* [DATA ROWS]
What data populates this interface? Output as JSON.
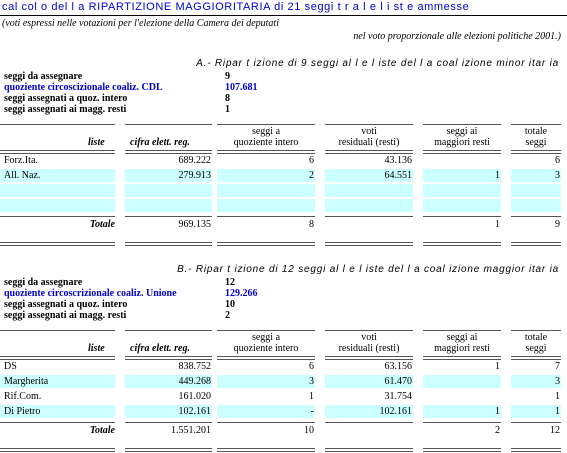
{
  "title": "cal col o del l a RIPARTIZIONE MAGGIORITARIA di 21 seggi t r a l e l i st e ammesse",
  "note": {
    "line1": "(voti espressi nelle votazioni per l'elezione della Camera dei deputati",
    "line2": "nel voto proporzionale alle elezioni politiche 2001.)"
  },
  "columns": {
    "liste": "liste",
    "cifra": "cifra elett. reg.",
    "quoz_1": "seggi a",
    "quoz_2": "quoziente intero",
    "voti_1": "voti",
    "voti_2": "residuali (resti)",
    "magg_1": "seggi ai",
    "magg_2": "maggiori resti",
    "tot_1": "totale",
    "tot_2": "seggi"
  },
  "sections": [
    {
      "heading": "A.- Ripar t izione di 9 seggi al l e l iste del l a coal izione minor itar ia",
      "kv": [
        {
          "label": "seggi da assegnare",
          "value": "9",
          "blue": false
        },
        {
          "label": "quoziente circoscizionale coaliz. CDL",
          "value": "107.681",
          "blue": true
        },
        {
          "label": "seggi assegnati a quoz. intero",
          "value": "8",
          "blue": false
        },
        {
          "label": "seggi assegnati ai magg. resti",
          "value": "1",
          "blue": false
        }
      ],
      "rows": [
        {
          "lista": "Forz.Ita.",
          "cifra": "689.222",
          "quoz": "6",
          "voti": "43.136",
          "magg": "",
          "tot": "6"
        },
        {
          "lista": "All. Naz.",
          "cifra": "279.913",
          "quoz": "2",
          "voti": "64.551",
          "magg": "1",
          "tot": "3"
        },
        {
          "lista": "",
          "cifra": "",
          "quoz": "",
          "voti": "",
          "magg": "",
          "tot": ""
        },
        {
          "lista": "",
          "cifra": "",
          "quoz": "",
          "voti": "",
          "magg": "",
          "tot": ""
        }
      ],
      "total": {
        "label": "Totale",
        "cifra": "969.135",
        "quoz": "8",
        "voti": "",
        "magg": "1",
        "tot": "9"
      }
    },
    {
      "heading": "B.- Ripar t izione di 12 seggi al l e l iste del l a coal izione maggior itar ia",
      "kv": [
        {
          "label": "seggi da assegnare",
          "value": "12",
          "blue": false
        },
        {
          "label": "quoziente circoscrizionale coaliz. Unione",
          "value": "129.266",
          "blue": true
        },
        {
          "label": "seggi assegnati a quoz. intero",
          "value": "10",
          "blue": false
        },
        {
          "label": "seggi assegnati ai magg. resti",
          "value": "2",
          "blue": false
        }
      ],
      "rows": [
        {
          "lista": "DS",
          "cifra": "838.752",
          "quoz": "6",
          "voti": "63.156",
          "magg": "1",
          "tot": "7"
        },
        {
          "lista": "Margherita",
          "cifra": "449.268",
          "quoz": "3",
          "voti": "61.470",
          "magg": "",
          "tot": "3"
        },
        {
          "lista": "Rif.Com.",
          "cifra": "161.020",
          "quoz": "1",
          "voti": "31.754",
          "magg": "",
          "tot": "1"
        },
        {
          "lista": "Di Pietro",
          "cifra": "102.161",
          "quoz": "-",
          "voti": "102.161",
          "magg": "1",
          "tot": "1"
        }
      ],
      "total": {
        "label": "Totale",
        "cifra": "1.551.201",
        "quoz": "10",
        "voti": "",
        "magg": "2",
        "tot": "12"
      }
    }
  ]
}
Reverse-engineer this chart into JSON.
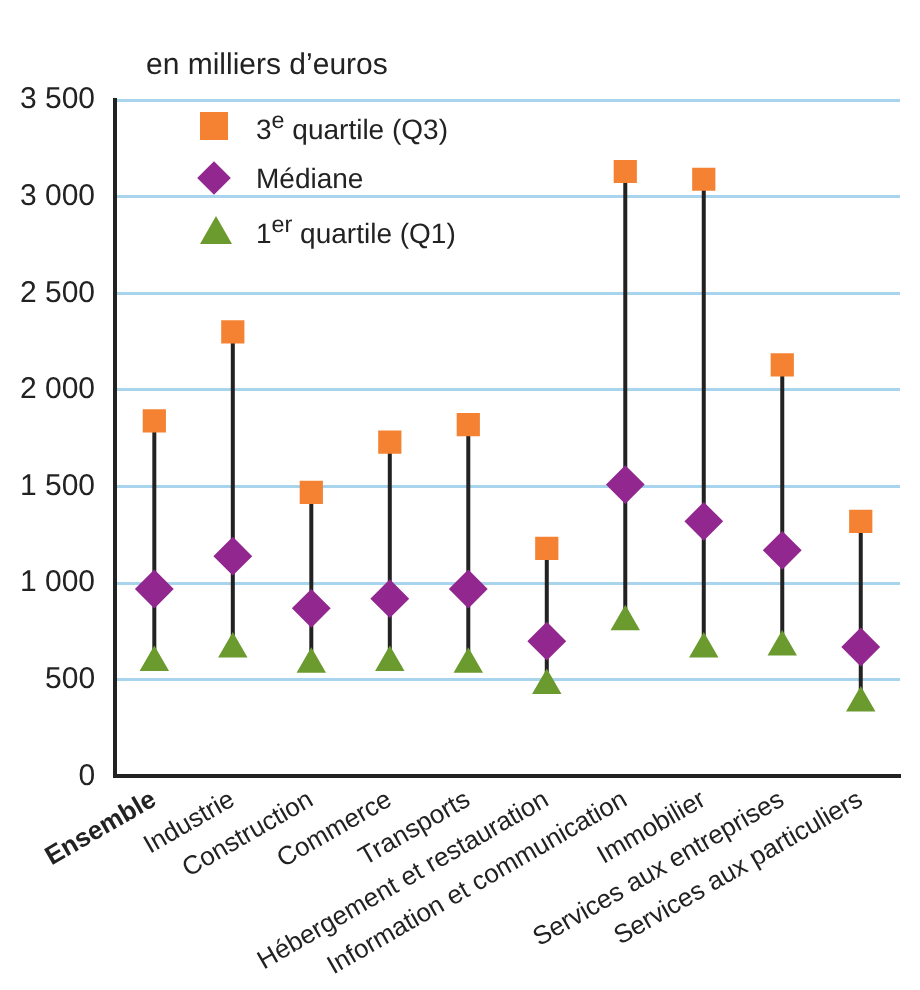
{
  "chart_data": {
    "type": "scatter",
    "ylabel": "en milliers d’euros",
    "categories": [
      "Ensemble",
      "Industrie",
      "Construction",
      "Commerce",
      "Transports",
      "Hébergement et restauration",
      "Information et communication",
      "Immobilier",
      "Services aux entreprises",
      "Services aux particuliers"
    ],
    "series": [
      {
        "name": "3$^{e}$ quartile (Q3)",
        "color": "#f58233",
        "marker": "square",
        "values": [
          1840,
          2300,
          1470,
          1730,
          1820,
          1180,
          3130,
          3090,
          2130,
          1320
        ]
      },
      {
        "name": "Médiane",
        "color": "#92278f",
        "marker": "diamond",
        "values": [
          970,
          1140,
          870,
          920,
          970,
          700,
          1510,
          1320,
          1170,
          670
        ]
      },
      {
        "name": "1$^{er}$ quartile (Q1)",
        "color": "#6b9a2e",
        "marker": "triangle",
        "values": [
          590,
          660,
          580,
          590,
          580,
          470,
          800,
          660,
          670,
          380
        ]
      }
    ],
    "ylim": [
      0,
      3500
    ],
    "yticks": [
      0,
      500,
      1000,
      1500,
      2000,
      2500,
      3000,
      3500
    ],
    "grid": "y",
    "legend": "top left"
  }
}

* [DIRECTIVE] Restate the whole listing above exactly, please, omitting every image.

* [ANSWER TO THE EXERCISE]
What data populates this interface? Output as JSON.
{
  "title": "cal col o del l a RIPARTIZIONE MAGGIORITARIA di 21 seggi t r a l e l i st e ammesse",
  "note": {
    "line1": "(voti espressi nelle votazioni per l'elezione della Camera dei deputati",
    "line2": "nel voto proporzionale alle elezioni politiche 2001.)"
  },
  "columns": {
    "liste": "liste",
    "cifra": "cifra elett. reg.",
    "quoz_1": "seggi a",
    "quoz_2": "quoziente intero",
    "voti_1": "voti",
    "voti_2": "residuali (resti)",
    "magg_1": "seggi ai",
    "magg_2": "maggiori resti",
    "tot_1": "totale",
    "tot_2": "seggi"
  },
  "sections": [
    {
      "heading": "A.- Ripar t izione di 9 seggi al l e l iste del l a coal izione minor itar ia",
      "kv": [
        {
          "label": "seggi da assegnare",
          "value": "9",
          "blue": false
        },
        {
          "label": "quoziente circoscizionale coaliz. CDL",
          "value": "107.681",
          "blue": true
        },
        {
          "label": "seggi assegnati a quoz. intero",
          "value": "8",
          "blue": false
        },
        {
          "label": "seggi assegnati ai magg. resti",
          "value": "1",
          "blue": false
        }
      ],
      "rows": [
        {
          "lista": "Forz.Ita.",
          "cifra": "689.222",
          "quoz": "6",
          "voti": "43.136",
          "magg": "",
          "tot": "6"
        },
        {
          "lista": "All. Naz.",
          "cifra": "279.913",
          "quoz": "2",
          "voti": "64.551",
          "magg": "1",
          "tot": "3"
        },
        {
          "lista": "",
          "cifra": "",
          "quoz": "",
          "voti": "",
          "magg": "",
          "tot": ""
        },
        {
          "lista": "",
          "cifra": "",
          "quoz": "",
          "voti": "",
          "magg": "",
          "tot": ""
        }
      ],
      "total": {
        "label": "Totale",
        "cifra": "969.135",
        "quoz": "8",
        "voti": "",
        "magg": "1",
        "tot": "9"
      }
    },
    {
      "heading": "B.- Ripar t izione di 12 seggi al l e l iste del l a coal izione maggior itar ia",
      "kv": [
        {
          "label": "seggi da assegnare",
          "value": "12",
          "blue": false
        },
        {
          "label": "quoziente circoscrizionale coaliz. Unione",
          "value": "129.266",
          "blue": true
        },
        {
          "label": "seggi assegnati a quoz. intero",
          "value": "10",
          "blue": false
        },
        {
          "label": "seggi assegnati ai magg. resti",
          "value": "2",
          "blue": false
        }
      ],
      "rows": [
        {
          "lista": "DS",
          "cifra": "838.752",
          "quoz": "6",
          "voti": "63.156",
          "magg": "1",
          "tot": "7"
        },
        {
          "lista": "Margherita",
          "cifra": "449.268",
          "quoz": "3",
          "voti": "61.470",
          "magg": "",
          "tot": "3"
        },
        {
          "lista": "Rif.Com.",
          "cifra": "161.020",
          "quoz": "1",
          "voti": "31.754",
          "magg": "",
          "tot": "1"
        },
        {
          "lista": "Di Pietro",
          "cifra": "102.161",
          "quoz": "-",
          "voti": "102.161",
          "magg": "1",
          "tot": "1"
        }
      ],
      "total": {
        "label": "Totale",
        "cifra": "1.551.201",
        "quoz": "10",
        "voti": "",
        "magg": "2",
        "tot": "12"
      }
    }
  ]
}
Reverse-engineer this chart into JSON.
{
  "chart_data": {
    "type": "scatter",
    "ylabel": "en milliers d’euros",
    "categories": [
      "Ensemble",
      "Industrie",
      "Construction",
      "Commerce",
      "Transports",
      "Hébergement et restauration",
      "Information et communication",
      "Immobilier",
      "Services aux entreprises",
      "Services aux particuliers"
    ],
    "series": [
      {
        "name": "3$^{e}$ quartile (Q3)",
        "color": "#f58233",
        "marker": "square",
        "values": [
          1840,
          2300,
          1470,
          1730,
          1820,
          1180,
          3130,
          3090,
          2130,
          1320
        ]
      },
      {
        "name": "Médiane",
        "color": "#92278f",
        "marker": "diamond",
        "values": [
          970,
          1140,
          870,
          920,
          970,
          700,
          1510,
          1320,
          1170,
          670
        ]
      },
      {
        "name": "1$^{er}$ quartile (Q1)",
        "color": "#6b9a2e",
        "marker": "triangle",
        "values": [
          590,
          660,
          580,
          590,
          580,
          470,
          800,
          660,
          670,
          380
        ]
      }
    ],
    "ylim": [
      0,
      3500
    ],
    "yticks": [
      0,
      500,
      1000,
      1500,
      2000,
      2500,
      3000,
      3500
    ],
    "grid": "y",
    "legend": "top left"
  }
}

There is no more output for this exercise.